— START —

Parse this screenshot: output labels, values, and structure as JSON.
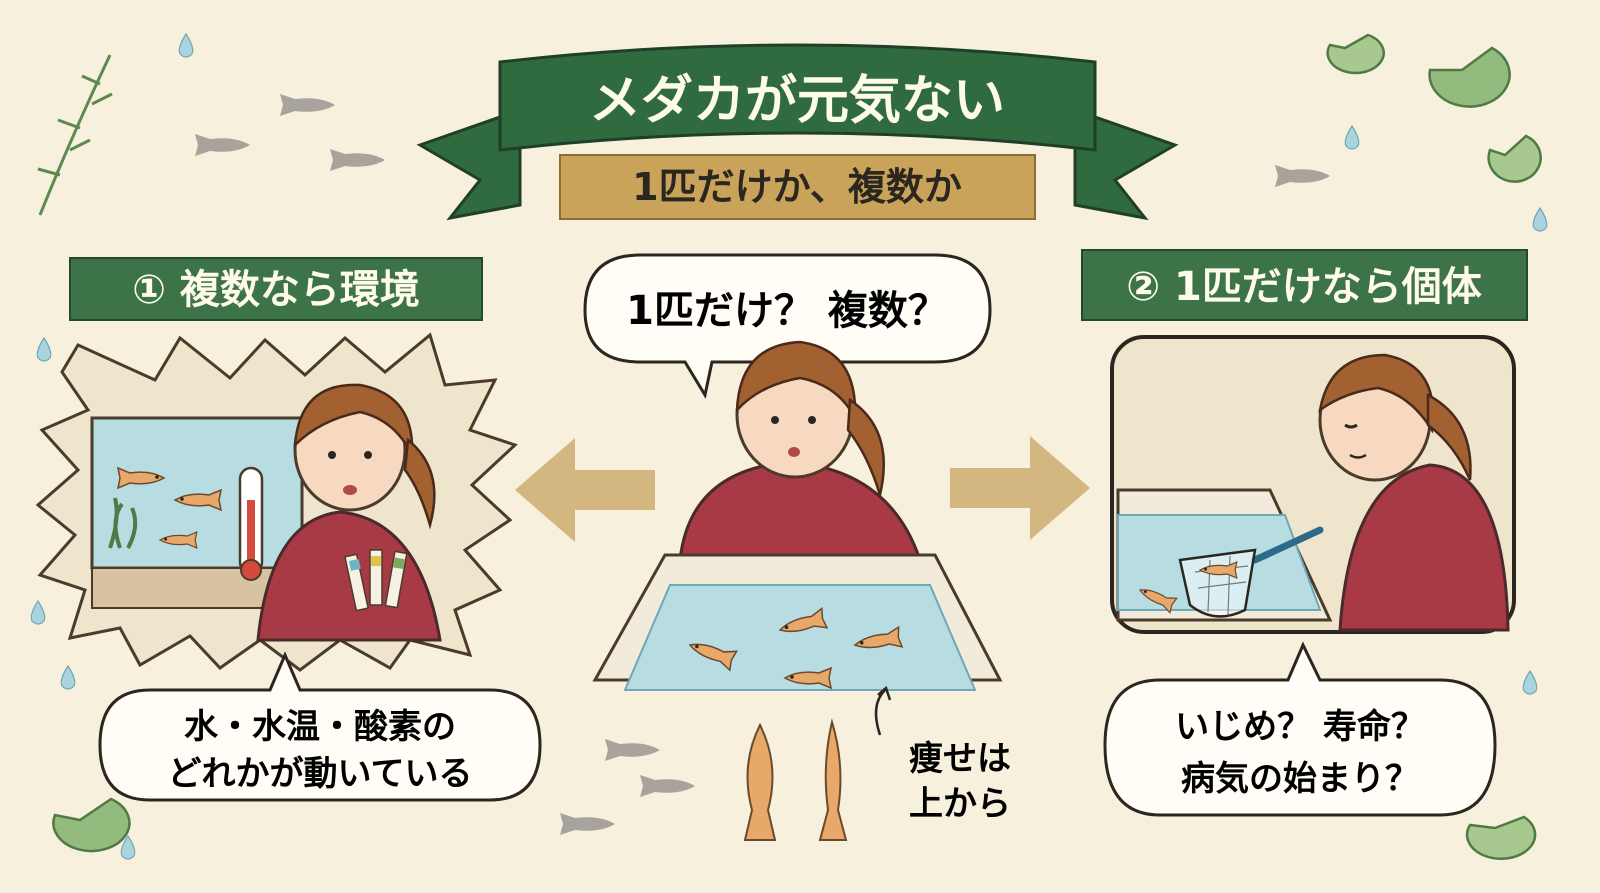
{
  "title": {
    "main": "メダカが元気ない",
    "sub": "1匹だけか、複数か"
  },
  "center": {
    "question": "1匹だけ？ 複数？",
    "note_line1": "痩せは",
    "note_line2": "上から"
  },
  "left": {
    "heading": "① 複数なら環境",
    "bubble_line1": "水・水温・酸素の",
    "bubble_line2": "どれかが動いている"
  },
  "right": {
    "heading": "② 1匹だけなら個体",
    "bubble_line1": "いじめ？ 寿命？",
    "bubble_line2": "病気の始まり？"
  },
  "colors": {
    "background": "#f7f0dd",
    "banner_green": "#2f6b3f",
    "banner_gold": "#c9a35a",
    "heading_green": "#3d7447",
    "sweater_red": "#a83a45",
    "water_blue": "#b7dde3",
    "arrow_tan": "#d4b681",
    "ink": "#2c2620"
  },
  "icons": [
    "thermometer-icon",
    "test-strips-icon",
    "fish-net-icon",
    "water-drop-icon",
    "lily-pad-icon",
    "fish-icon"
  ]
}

— END —
— START —

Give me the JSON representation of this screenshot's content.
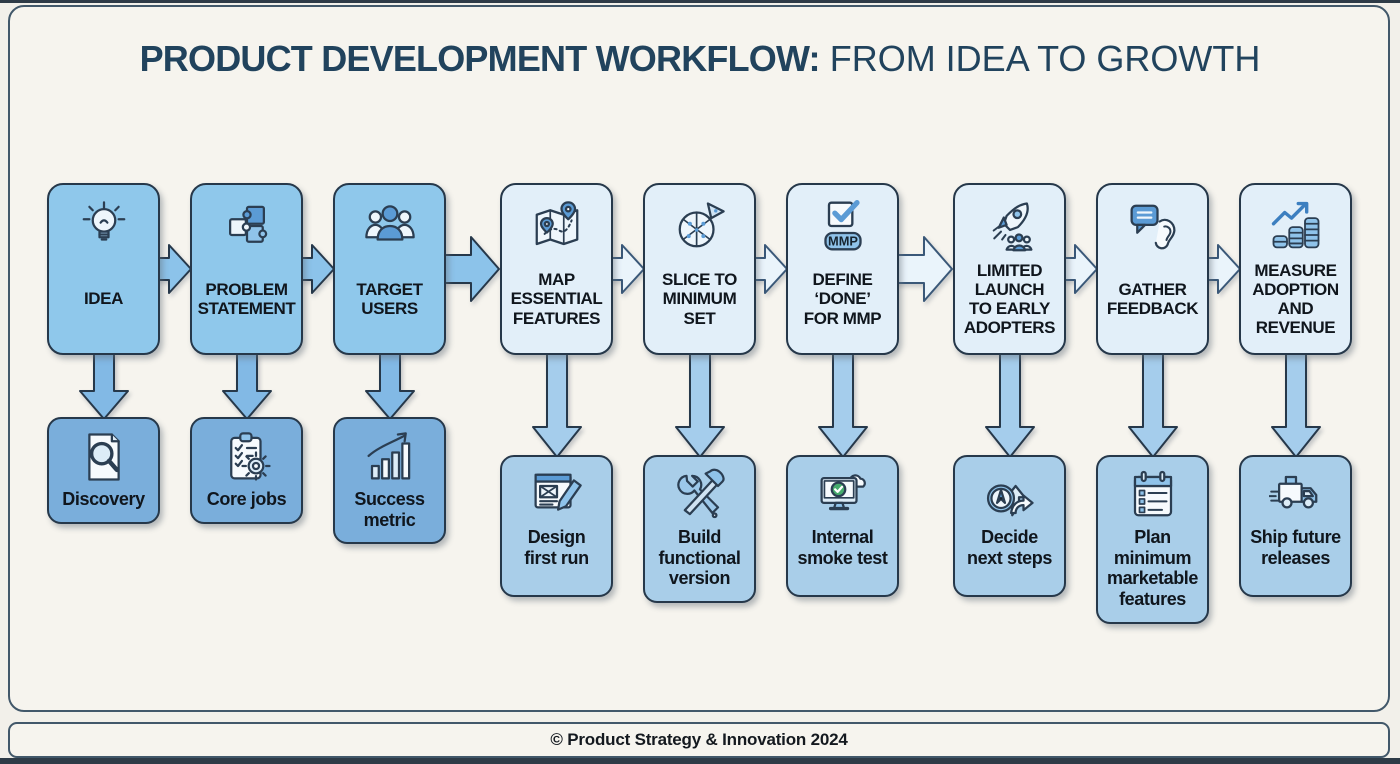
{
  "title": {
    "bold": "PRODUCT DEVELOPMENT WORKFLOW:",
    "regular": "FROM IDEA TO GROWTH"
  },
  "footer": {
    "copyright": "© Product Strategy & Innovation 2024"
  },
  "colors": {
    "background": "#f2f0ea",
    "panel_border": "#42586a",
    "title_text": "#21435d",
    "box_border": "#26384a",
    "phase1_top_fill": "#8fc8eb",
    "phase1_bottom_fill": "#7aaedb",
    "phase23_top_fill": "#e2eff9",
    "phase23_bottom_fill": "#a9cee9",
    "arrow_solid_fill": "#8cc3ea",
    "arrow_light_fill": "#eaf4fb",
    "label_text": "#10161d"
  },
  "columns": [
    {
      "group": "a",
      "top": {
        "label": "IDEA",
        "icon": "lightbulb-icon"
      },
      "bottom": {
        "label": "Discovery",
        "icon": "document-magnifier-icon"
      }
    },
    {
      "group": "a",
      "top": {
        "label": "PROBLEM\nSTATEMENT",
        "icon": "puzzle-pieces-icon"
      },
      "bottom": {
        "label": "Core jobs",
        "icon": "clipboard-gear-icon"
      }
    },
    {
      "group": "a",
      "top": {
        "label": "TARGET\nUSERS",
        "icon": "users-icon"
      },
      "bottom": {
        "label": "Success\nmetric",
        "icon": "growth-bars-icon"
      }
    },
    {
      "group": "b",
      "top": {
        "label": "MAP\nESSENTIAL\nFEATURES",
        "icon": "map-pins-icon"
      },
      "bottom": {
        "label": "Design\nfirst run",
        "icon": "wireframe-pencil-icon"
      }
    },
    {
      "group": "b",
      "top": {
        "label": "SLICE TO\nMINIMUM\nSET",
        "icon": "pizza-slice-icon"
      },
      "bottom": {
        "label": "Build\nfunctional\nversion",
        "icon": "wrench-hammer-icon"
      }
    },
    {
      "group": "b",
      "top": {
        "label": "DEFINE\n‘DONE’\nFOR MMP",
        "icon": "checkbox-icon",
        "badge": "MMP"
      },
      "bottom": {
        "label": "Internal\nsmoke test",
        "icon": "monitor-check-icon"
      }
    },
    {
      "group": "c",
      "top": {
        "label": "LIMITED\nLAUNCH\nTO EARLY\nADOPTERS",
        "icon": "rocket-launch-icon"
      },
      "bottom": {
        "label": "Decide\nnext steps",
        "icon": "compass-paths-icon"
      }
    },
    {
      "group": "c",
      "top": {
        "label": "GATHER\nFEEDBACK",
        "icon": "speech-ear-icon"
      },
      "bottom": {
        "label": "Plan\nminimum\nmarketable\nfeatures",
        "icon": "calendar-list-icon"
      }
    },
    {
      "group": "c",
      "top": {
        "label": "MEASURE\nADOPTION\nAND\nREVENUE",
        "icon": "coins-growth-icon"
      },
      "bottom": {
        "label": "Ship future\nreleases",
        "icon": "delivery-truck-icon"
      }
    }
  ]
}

— END —
— START —

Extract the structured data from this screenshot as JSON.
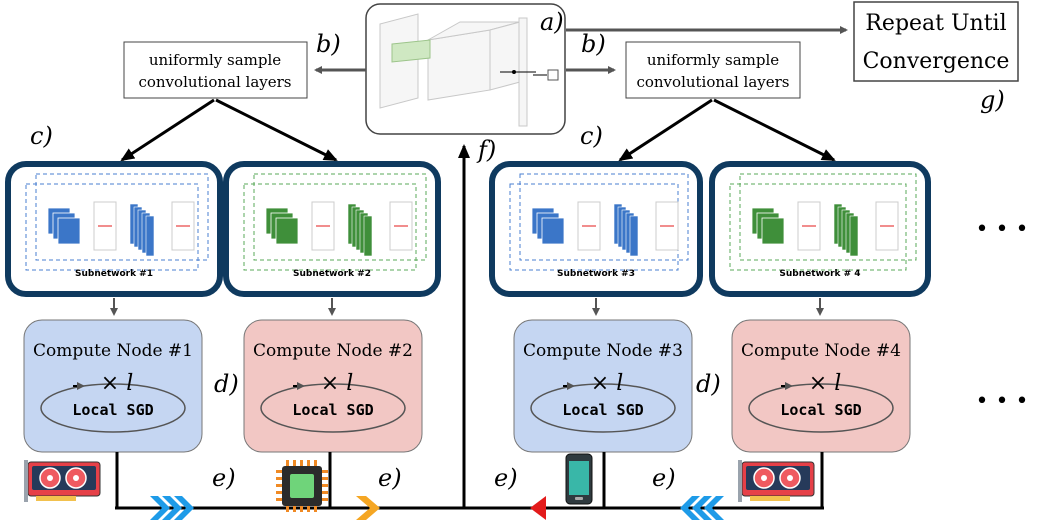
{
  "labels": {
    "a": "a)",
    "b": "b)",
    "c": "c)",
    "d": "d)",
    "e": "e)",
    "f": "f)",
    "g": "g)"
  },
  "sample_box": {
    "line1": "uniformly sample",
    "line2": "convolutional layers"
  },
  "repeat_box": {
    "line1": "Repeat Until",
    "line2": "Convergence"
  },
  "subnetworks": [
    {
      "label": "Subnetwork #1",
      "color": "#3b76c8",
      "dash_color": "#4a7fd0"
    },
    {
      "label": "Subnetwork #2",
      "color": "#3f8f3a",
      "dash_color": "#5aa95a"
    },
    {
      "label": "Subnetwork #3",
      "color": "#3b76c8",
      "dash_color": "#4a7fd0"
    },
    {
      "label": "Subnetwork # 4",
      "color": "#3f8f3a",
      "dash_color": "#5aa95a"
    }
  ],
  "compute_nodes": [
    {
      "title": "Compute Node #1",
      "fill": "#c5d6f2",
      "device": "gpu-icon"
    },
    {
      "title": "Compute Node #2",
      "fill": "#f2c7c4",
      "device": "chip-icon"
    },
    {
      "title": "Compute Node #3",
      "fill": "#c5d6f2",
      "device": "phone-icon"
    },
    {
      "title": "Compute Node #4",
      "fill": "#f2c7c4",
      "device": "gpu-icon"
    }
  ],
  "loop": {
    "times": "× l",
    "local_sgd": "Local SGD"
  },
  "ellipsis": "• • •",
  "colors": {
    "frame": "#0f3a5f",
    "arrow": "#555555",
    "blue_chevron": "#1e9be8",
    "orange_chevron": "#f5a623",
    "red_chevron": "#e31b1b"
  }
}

— END —

WHAT YOU ARE ASKED TO DO
Which lines in the data above contain "screenshot"? Show each one.

TASK SOLUTION
Parse this screenshot: output labels, values, and structure as JSON.
Give me the JSON representation of this screenshot's content.
Extract the structured data from this screenshot as JSON.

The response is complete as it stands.